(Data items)
** START **

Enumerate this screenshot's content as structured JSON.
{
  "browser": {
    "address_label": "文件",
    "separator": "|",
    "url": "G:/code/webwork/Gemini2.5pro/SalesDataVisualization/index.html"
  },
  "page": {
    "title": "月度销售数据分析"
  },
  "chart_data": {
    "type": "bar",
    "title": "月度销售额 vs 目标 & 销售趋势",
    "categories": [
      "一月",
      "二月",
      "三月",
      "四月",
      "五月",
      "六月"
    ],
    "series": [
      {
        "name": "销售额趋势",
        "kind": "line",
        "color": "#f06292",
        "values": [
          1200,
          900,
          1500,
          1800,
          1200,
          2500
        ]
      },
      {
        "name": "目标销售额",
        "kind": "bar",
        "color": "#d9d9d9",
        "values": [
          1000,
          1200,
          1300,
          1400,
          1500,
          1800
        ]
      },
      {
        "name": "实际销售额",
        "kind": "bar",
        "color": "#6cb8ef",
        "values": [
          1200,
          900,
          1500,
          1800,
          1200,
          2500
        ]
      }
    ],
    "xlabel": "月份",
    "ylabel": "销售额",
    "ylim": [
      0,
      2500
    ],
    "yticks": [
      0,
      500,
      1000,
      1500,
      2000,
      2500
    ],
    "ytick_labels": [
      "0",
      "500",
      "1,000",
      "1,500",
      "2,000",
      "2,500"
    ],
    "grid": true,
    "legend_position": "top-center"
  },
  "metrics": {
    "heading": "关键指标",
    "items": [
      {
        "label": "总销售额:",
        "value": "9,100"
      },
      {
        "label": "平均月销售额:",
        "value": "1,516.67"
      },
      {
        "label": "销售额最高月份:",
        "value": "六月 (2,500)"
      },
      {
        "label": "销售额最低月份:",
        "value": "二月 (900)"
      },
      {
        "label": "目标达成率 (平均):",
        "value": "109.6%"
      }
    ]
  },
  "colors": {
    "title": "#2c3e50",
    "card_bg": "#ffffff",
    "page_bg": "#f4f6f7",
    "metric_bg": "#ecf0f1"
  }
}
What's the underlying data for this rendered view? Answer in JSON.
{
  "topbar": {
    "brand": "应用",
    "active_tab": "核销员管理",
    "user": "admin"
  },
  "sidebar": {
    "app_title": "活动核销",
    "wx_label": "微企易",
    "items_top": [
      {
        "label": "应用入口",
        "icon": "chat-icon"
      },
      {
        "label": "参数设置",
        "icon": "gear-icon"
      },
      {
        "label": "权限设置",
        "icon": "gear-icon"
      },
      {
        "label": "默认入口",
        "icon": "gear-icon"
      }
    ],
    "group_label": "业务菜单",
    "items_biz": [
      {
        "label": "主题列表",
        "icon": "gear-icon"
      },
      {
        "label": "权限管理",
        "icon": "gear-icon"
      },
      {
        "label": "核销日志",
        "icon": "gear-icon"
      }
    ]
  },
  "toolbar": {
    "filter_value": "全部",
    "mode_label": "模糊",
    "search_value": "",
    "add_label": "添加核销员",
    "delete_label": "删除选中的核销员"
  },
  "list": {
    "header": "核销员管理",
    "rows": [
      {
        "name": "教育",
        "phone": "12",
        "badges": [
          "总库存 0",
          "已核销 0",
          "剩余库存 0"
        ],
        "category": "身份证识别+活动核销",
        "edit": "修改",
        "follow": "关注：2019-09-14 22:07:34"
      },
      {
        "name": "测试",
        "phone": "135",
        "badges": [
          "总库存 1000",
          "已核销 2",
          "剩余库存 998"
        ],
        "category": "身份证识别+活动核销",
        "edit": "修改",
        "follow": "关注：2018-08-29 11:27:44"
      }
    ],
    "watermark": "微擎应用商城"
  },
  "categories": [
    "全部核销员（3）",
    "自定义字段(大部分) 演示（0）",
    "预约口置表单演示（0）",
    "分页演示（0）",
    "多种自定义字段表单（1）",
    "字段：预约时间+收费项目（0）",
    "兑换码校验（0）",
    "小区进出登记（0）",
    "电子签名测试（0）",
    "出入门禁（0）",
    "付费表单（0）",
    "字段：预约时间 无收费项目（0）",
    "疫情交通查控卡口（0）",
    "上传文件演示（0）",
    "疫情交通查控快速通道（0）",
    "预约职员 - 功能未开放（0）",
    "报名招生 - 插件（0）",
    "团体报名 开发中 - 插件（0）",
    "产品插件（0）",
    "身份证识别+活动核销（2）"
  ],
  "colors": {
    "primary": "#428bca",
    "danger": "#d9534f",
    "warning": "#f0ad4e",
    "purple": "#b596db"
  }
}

** END **

*YOUR INSTRUCTIONS*. How many of the lines above contain the string "name"? Give the number only.

*SOLUTION TO THE PROBLEM*. 5